*INSTRUCTIONS FOR THE TASK:* Scan the data below for the string "有家长说". Copy every line where it appears.

Data excerpts
-*-

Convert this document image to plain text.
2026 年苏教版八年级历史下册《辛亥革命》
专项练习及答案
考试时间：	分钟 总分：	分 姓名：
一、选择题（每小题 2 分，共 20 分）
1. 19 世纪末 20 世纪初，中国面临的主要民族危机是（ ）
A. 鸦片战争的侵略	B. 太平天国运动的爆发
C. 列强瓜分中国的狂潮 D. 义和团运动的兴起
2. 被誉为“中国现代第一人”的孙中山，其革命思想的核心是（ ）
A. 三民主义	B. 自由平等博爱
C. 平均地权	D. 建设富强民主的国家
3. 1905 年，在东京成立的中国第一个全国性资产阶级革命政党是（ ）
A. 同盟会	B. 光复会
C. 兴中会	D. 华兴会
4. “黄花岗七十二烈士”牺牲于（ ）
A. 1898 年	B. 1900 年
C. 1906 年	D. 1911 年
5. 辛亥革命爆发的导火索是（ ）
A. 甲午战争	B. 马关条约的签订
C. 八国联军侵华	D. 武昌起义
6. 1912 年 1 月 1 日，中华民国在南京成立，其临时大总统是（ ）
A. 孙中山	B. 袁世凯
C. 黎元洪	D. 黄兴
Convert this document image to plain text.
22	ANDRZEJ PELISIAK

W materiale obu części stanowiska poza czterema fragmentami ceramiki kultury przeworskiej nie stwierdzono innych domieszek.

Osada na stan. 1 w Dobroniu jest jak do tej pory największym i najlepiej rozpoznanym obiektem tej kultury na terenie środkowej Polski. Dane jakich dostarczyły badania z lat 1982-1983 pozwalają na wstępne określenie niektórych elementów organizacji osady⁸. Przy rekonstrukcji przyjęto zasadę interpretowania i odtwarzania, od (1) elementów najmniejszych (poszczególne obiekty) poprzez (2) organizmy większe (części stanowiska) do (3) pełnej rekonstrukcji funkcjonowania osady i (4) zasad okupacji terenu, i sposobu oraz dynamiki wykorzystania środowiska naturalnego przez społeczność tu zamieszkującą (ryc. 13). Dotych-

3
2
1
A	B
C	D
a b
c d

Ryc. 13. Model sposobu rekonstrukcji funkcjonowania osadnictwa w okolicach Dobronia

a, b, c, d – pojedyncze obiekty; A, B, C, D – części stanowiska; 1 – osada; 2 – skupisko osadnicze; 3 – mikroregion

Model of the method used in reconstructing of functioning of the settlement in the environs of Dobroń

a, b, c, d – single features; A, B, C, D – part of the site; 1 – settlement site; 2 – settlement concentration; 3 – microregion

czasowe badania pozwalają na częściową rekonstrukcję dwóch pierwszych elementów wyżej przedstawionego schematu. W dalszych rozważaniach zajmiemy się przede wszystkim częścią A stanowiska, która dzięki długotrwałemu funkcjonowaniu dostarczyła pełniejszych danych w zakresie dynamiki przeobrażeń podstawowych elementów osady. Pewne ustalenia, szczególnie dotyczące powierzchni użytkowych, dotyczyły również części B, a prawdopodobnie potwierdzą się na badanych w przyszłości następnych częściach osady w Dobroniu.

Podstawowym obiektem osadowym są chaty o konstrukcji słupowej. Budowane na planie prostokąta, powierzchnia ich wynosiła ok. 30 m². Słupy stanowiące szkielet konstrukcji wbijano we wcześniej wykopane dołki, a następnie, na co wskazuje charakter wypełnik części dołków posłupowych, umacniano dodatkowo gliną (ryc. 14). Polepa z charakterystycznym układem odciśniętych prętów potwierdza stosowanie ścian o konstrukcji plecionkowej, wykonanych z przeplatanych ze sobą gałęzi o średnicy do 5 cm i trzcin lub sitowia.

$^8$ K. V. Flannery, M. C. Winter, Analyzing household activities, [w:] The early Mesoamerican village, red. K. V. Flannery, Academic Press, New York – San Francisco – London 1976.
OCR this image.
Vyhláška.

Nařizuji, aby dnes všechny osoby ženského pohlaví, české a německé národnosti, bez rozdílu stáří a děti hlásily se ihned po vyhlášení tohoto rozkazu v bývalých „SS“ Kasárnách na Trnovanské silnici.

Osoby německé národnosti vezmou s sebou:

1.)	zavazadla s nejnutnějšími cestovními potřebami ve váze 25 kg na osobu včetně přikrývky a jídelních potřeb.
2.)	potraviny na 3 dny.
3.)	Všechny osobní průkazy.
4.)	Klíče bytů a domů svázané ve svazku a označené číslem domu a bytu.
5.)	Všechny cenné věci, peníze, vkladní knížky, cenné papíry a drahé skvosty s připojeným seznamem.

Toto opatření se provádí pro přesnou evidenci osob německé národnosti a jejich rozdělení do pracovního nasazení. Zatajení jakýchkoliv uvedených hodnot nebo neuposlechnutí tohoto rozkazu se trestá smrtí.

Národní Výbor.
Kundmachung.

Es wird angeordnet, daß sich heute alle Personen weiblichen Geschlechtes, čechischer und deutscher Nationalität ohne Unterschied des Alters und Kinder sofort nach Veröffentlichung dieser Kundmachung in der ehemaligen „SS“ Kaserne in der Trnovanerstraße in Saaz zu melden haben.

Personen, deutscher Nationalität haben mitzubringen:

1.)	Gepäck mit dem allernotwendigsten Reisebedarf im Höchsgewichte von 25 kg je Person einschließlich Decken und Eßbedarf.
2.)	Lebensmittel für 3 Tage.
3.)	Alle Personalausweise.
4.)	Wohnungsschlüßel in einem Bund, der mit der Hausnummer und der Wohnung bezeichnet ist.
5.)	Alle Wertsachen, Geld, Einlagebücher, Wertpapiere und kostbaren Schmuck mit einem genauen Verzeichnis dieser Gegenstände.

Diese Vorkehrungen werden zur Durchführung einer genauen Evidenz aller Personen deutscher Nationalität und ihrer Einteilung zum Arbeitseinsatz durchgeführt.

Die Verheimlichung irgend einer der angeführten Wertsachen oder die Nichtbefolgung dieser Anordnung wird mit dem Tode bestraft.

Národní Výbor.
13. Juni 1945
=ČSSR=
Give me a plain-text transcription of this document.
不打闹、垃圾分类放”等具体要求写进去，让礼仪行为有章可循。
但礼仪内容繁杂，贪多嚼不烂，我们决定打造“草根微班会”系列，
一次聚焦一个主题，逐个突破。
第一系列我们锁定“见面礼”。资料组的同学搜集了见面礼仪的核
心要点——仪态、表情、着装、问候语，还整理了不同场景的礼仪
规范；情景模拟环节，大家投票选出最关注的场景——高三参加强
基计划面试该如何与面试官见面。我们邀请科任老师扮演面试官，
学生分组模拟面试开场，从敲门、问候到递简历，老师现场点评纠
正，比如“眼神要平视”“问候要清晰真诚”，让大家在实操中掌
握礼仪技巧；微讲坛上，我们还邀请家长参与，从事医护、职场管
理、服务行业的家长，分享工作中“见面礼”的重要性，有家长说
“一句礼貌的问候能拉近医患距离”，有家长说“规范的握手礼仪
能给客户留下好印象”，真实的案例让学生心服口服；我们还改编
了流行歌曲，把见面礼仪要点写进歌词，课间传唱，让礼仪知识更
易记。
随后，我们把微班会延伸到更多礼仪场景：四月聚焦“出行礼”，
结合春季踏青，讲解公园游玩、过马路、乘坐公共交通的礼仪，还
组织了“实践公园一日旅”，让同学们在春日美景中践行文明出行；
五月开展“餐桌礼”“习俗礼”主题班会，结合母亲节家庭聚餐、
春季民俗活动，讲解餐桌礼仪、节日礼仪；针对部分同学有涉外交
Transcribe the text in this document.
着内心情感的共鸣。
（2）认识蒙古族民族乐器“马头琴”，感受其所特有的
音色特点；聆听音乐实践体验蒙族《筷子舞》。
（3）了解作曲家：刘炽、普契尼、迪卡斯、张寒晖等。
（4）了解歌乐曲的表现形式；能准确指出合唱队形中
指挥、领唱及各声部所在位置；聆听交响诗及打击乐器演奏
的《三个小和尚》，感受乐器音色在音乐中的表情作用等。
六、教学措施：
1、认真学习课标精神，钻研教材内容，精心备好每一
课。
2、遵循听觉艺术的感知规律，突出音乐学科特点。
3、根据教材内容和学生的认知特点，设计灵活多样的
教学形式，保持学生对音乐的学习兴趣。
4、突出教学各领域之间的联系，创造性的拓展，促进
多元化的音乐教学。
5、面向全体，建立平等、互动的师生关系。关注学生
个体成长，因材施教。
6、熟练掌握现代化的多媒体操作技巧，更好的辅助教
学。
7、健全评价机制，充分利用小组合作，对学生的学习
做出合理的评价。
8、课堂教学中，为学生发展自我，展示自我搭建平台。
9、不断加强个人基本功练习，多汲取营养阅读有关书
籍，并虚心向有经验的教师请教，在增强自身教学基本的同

-*-

*COMPLETED TASK:*
理、服务行业的家长，分享工作中“见面礼”的重要性，有家长说
“一句礼貌的问候能拉近医患距离”，有家长说“规范的握手礼仪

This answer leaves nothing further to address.